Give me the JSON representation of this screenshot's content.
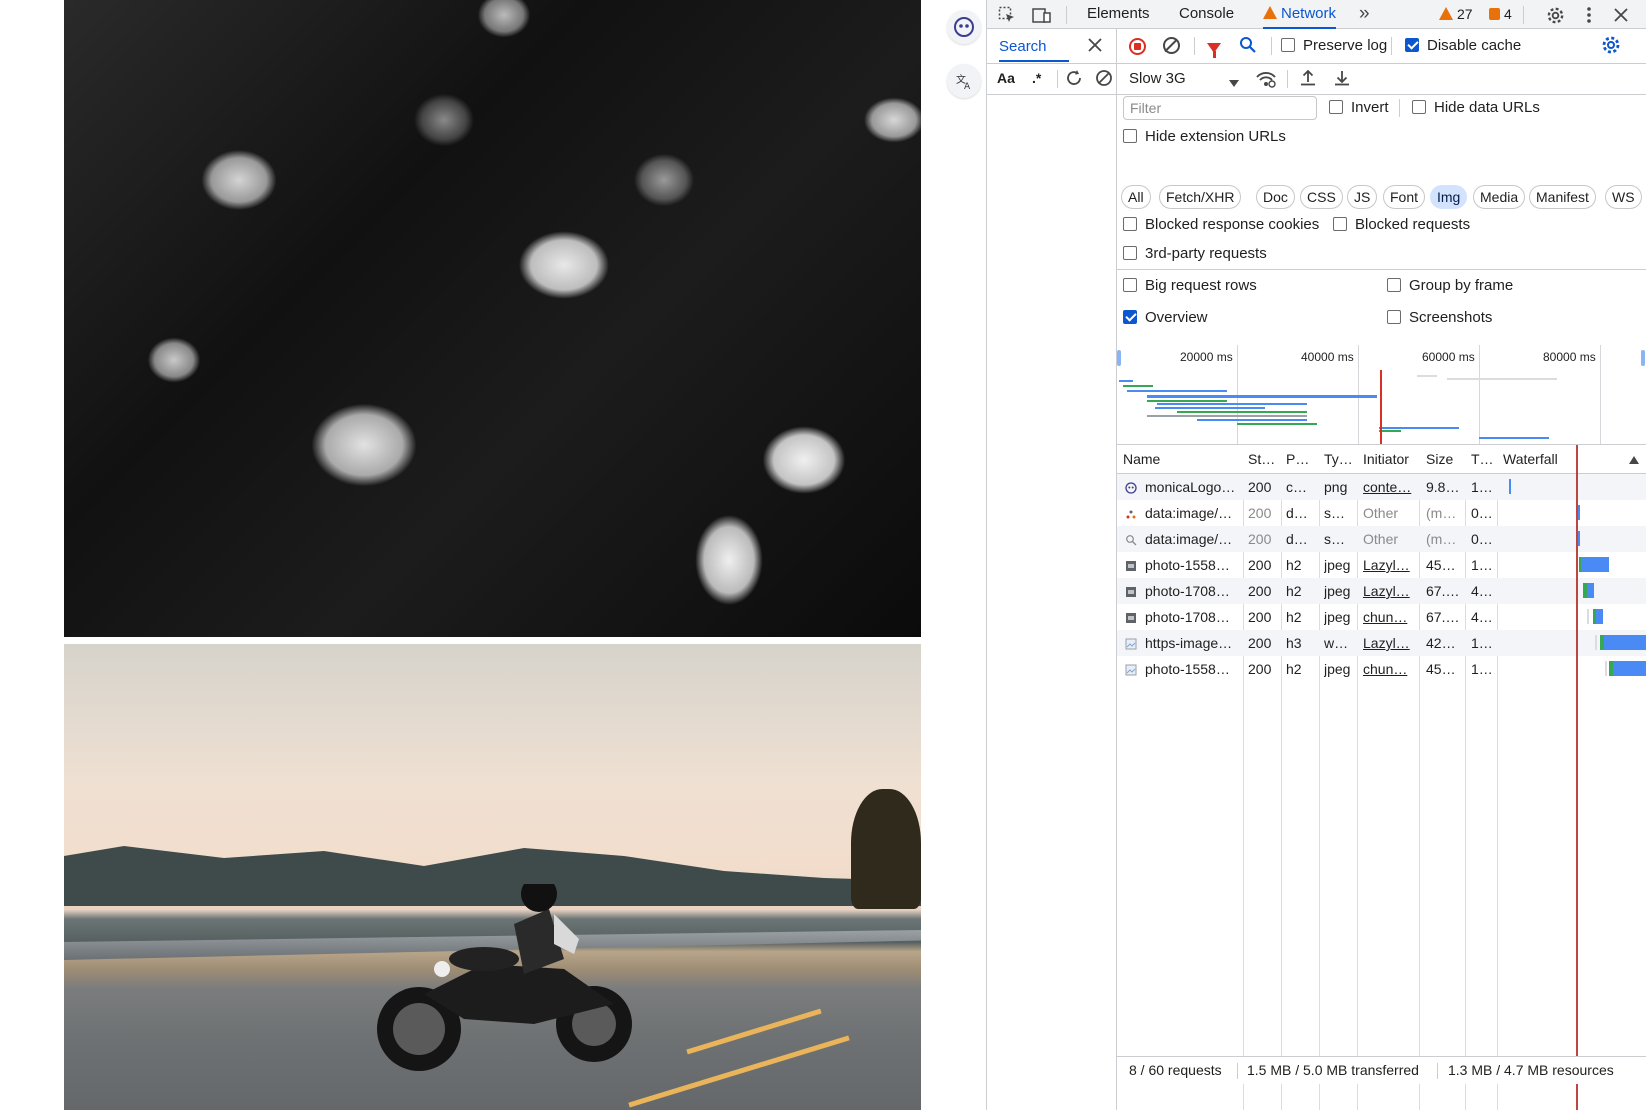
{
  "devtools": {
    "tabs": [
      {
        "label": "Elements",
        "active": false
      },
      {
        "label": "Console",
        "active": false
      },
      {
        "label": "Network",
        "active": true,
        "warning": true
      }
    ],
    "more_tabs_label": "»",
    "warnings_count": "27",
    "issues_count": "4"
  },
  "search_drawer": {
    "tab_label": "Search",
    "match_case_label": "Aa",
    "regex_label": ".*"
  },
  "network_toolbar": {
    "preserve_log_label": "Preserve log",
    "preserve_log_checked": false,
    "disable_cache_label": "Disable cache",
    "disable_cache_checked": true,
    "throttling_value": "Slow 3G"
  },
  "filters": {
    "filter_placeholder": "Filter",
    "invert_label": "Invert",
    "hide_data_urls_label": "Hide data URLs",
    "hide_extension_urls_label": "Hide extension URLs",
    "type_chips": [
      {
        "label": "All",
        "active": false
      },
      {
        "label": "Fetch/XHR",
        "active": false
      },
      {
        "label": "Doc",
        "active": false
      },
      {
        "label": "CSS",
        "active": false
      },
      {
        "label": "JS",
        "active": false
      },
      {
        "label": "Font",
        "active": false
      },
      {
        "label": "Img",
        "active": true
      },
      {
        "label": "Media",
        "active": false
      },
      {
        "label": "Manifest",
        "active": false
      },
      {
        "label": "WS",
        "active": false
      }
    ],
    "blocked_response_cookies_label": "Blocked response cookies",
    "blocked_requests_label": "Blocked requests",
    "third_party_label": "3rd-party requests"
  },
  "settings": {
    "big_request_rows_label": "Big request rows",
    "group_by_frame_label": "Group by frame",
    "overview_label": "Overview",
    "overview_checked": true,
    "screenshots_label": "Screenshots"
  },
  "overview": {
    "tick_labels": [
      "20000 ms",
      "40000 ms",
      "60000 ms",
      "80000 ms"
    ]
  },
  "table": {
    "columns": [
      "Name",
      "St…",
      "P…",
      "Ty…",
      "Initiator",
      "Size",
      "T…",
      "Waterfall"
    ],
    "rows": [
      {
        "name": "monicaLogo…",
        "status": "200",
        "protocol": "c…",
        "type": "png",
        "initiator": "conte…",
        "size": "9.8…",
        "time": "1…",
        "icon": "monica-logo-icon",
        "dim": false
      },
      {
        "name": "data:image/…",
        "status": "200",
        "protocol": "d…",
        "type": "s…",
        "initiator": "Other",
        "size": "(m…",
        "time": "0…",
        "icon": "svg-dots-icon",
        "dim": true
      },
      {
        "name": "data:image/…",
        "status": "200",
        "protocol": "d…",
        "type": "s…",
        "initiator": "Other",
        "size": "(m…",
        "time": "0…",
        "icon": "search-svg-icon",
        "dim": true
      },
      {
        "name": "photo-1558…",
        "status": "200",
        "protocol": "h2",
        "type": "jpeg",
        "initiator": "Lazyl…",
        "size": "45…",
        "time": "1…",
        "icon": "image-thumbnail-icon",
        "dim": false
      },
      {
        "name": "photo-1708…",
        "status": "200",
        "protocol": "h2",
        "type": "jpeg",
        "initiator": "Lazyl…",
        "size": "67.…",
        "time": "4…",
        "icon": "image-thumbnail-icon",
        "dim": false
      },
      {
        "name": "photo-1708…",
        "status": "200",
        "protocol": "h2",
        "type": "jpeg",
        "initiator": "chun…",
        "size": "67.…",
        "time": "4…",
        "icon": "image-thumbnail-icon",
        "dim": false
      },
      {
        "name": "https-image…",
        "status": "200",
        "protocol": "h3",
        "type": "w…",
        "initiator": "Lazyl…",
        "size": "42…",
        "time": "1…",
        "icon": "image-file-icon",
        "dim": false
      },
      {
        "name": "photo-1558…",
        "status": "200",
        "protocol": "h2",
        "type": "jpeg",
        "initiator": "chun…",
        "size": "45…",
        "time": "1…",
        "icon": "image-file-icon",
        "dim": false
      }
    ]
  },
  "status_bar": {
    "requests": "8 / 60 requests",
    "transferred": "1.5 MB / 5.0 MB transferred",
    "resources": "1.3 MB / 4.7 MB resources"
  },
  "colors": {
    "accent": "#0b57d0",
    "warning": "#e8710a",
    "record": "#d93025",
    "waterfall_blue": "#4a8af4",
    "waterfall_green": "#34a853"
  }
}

******

REQUIRED TASK
The entries above are to be returned exactly, without their pictures.

OUTPUT OF THE EXERCISE
Give me the JSON representation of this screenshot's content.
{
  "devtools": {
    "tabs": [
      {
        "label": "Elements",
        "active": false
      },
      {
        "label": "Console",
        "active": false
      },
      {
        "label": "Network",
        "active": true,
        "warning": true
      }
    ],
    "more_tabs_label": "»",
    "warnings_count": "27",
    "issues_count": "4"
  },
  "search_drawer": {
    "tab_label": "Search",
    "match_case_label": "Aa",
    "regex_label": ".*"
  },
  "network_toolbar": {
    "preserve_log_label": "Preserve log",
    "preserve_log_checked": false,
    "disable_cache_label": "Disable cache",
    "disable_cache_checked": true,
    "throttling_value": "Slow 3G"
  },
  "filters": {
    "filter_placeholder": "Filter",
    "invert_label": "Invert",
    "hide_data_urls_label": "Hide data URLs",
    "hide_extension_urls_label": "Hide extension URLs",
    "type_chips": [
      {
        "label": "All",
        "active": false
      },
      {
        "label": "Fetch/XHR",
        "active": false
      },
      {
        "label": "Doc",
        "active": false
      },
      {
        "label": "CSS",
        "active": false
      },
      {
        "label": "JS",
        "active": false
      },
      {
        "label": "Font",
        "active": false
      },
      {
        "label": "Img",
        "active": true
      },
      {
        "label": "Media",
        "active": false
      },
      {
        "label": "Manifest",
        "active": false
      },
      {
        "label": "WS",
        "active": false
      }
    ],
    "blocked_response_cookies_label": "Blocked response cookies",
    "blocked_requests_label": "Blocked requests",
    "third_party_label": "3rd-party requests"
  },
  "settings": {
    "big_request_rows_label": "Big request rows",
    "group_by_frame_label": "Group by frame",
    "overview_label": "Overview",
    "overview_checked": true,
    "screenshots_label": "Screenshots"
  },
  "overview": {
    "tick_labels": [
      "20000 ms",
      "40000 ms",
      "60000 ms",
      "80000 ms"
    ]
  },
  "table": {
    "columns": [
      "Name",
      "St…",
      "P…",
      "Ty…",
      "Initiator",
      "Size",
      "T…",
      "Waterfall"
    ],
    "rows": [
      {
        "name": "monicaLogo…",
        "status": "200",
        "protocol": "c…",
        "type": "png",
        "initiator": "conte…",
        "size": "9.8…",
        "time": "1…",
        "icon": "monica-logo-icon",
        "dim": false
      },
      {
        "name": "data:image/…",
        "status": "200",
        "protocol": "d…",
        "type": "s…",
        "initiator": "Other",
        "size": "(m…",
        "time": "0…",
        "icon": "svg-dots-icon",
        "dim": true
      },
      {
        "name": "data:image/…",
        "status": "200",
        "protocol": "d…",
        "type": "s…",
        "initiator": "Other",
        "size": "(m…",
        "time": "0…",
        "icon": "search-svg-icon",
        "dim": true
      },
      {
        "name": "photo-1558…",
        "status": "200",
        "protocol": "h2",
        "type": "jpeg",
        "initiator": "Lazyl…",
        "size": "45…",
        "time": "1…",
        "icon": "image-thumbnail-icon",
        "dim": false
      },
      {
        "name": "photo-1708…",
        "status": "200",
        "protocol": "h2",
        "type": "jpeg",
        "initiator": "Lazyl…",
        "size": "67.…",
        "time": "4…",
        "icon": "image-thumbnail-icon",
        "dim": false
      },
      {
        "name": "photo-1708…",
        "status": "200",
        "protocol": "h2",
        "type": "jpeg",
        "initiator": "chun…",
        "size": "67.…",
        "time": "4…",
        "icon": "image-thumbnail-icon",
        "dim": false
      },
      {
        "name": "https-image…",
        "status": "200",
        "protocol": "h3",
        "type": "w…",
        "initiator": "Lazyl…",
        "size": "42…",
        "time": "1…",
        "icon": "image-file-icon",
        "dim": false
      },
      {
        "name": "photo-1558…",
        "status": "200",
        "protocol": "h2",
        "type": "jpeg",
        "initiator": "chun…",
        "size": "45…",
        "time": "1…",
        "icon": "image-file-icon",
        "dim": false
      }
    ]
  },
  "status_bar": {
    "requests": "8 / 60 requests",
    "transferred": "1.5 MB / 5.0 MB transferred",
    "resources": "1.3 MB / 4.7 MB resources"
  },
  "colors": {
    "accent": "#0b57d0",
    "warning": "#e8710a",
    "record": "#d93025",
    "waterfall_blue": "#4a8af4",
    "waterfall_green": "#34a853"
  }
}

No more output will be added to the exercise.